Data items
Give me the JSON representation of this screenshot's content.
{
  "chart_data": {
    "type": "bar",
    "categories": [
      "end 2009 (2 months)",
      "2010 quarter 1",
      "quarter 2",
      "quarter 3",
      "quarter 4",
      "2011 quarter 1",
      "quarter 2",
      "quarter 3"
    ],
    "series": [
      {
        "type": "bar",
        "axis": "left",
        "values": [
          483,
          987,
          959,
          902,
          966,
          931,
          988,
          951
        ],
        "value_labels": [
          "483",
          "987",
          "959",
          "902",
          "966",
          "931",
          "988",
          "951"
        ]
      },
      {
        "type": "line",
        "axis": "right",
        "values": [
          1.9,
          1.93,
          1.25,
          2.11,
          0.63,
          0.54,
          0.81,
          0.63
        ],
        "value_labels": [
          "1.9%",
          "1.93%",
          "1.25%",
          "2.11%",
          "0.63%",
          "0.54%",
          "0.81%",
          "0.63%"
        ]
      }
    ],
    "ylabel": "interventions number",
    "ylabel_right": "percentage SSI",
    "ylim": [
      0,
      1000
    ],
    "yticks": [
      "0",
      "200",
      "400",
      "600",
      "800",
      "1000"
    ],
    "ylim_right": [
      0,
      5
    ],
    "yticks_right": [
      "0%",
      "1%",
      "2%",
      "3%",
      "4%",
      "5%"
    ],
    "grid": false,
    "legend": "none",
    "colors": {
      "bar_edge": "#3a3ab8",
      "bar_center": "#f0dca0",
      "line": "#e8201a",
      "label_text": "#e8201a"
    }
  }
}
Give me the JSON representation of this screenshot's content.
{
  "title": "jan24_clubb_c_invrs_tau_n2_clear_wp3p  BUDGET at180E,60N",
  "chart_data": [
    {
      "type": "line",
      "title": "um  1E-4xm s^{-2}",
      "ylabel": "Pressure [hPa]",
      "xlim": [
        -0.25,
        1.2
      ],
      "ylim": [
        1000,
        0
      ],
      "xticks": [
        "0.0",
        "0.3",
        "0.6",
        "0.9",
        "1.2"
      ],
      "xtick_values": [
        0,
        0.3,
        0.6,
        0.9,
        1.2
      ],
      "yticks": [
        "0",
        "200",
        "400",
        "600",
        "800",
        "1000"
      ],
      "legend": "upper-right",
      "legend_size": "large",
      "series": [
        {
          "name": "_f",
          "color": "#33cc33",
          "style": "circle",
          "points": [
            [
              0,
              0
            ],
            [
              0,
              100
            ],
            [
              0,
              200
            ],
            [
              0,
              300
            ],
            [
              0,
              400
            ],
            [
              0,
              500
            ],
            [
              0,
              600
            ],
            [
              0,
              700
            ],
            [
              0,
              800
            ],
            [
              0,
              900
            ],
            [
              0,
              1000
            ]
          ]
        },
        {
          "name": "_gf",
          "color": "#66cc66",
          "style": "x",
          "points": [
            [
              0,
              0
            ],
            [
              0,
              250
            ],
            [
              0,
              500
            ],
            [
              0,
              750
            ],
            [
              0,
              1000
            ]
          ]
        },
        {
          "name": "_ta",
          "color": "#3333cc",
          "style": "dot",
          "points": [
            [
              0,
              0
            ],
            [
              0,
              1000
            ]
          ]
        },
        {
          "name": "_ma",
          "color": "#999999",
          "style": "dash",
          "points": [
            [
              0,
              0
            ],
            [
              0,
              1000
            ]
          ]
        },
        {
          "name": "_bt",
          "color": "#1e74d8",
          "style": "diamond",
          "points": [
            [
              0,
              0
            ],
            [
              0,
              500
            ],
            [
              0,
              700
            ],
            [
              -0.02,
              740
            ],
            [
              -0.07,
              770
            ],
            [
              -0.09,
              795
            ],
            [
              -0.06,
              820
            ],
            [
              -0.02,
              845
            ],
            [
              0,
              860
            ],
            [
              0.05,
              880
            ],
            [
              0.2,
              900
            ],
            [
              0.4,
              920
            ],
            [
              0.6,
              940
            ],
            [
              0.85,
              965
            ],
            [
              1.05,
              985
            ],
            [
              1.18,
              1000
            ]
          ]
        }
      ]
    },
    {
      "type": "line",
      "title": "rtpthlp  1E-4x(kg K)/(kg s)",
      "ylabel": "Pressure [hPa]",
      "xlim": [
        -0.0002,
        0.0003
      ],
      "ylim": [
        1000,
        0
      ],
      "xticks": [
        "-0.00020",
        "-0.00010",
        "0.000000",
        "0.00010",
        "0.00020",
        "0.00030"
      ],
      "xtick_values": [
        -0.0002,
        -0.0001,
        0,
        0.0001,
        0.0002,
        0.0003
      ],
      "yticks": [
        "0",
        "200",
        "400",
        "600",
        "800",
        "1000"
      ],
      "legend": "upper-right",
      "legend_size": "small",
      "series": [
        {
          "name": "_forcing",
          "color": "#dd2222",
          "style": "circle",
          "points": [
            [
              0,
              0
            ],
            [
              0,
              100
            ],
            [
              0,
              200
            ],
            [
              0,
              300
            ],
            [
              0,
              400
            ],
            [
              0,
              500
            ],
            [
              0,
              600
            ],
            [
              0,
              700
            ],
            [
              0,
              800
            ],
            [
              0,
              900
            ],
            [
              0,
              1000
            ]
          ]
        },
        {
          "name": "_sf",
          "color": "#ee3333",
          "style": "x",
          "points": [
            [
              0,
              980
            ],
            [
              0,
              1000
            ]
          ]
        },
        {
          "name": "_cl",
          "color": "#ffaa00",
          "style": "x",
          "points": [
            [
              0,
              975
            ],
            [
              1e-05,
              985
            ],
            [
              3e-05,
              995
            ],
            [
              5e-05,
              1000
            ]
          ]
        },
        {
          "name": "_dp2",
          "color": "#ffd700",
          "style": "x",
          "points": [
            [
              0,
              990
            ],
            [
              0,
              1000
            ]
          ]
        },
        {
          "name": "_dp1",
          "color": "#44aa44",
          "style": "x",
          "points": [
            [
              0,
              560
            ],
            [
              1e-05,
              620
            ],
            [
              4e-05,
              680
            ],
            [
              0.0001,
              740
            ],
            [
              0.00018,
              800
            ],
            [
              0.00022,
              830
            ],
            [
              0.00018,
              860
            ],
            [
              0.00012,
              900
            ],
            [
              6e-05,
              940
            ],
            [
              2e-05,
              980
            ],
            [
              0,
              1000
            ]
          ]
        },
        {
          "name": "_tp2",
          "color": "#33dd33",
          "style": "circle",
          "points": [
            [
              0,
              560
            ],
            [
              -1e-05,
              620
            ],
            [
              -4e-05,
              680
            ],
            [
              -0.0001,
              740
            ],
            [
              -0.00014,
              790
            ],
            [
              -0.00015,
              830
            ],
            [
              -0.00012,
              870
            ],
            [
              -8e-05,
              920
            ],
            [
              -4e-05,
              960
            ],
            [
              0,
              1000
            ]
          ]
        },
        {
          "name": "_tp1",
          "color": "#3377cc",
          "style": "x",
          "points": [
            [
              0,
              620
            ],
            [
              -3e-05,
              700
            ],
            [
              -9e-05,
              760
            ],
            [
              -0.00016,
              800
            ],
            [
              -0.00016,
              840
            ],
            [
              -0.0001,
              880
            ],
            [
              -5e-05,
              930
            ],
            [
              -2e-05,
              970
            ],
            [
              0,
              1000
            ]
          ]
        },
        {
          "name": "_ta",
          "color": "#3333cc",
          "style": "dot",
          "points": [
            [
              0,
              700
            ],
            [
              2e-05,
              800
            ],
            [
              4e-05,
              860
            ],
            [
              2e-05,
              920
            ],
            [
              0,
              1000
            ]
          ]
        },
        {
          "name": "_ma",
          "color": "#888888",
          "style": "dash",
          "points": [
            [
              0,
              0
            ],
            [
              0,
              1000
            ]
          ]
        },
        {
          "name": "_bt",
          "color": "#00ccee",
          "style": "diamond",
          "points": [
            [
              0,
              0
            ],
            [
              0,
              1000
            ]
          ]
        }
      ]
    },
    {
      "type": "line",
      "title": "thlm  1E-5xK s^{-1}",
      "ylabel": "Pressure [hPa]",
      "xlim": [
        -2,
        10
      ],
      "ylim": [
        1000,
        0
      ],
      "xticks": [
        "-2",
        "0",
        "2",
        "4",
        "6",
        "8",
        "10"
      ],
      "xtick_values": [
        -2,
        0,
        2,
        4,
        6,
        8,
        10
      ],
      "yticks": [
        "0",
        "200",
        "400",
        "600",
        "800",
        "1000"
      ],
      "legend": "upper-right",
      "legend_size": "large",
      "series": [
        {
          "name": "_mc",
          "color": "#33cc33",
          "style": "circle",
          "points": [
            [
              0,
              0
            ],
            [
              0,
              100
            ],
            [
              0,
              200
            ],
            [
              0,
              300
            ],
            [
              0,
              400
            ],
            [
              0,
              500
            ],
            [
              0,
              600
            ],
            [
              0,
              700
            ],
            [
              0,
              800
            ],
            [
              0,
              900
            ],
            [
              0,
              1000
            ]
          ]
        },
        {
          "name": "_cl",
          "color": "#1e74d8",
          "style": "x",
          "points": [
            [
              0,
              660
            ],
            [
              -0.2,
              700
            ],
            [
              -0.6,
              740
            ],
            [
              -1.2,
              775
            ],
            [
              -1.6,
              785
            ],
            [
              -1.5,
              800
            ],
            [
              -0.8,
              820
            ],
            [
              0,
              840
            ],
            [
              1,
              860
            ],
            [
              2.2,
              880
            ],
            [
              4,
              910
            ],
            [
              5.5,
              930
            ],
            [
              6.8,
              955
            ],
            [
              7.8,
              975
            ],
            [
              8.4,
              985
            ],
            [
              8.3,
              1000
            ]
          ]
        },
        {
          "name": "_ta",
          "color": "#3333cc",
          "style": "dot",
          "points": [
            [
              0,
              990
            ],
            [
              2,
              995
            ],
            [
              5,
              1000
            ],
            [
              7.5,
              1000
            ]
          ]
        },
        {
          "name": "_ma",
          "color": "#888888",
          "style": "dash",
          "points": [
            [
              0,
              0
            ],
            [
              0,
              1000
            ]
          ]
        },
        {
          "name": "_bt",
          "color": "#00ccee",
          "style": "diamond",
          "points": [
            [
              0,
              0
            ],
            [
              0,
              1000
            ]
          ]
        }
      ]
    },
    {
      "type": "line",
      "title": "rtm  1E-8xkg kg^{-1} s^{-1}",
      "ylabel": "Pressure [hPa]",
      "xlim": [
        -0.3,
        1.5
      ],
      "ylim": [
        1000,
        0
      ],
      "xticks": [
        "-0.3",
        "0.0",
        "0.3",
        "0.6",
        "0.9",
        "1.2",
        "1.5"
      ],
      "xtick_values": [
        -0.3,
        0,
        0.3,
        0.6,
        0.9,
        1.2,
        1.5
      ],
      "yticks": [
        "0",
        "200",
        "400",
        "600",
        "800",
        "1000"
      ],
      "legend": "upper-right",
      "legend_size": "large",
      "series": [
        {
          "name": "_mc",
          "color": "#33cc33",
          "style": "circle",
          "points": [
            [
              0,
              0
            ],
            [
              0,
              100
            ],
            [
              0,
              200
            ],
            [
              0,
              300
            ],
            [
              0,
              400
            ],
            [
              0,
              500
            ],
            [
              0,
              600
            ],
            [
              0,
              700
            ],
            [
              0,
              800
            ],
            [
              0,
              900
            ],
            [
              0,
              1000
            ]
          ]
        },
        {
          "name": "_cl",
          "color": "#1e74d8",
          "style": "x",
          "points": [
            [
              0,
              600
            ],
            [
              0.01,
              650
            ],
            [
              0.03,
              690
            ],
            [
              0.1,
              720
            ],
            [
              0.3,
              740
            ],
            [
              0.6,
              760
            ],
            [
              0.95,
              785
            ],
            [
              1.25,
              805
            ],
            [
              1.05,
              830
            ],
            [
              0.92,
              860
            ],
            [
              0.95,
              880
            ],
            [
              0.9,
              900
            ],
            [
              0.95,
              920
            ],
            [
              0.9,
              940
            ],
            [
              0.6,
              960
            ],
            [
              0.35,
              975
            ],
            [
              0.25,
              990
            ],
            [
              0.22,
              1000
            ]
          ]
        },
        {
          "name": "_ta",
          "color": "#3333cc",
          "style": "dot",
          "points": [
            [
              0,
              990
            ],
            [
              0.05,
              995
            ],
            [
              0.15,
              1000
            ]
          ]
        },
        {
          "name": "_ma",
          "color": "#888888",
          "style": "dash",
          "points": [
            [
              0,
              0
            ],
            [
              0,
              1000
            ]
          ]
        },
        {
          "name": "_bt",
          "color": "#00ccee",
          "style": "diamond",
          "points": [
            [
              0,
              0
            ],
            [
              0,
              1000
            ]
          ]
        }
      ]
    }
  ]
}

**Stated goal:** Copy out every line of the data that includes "title".

**Exercise response:**
  "title": "jan24_clubb_c_invrs_tau_n2_clear_wp3p  BUDGET at180E,60N",
      "title": "um  1E-4xm s^{-2}",
      "title": "rtpthlp  1E-4x(kg K)/(kg s)",
      "title": "thlm  1E-5xK s^{-1}",
      "title": "rtm  1E-8xkg kg^{-1} s^{-1}",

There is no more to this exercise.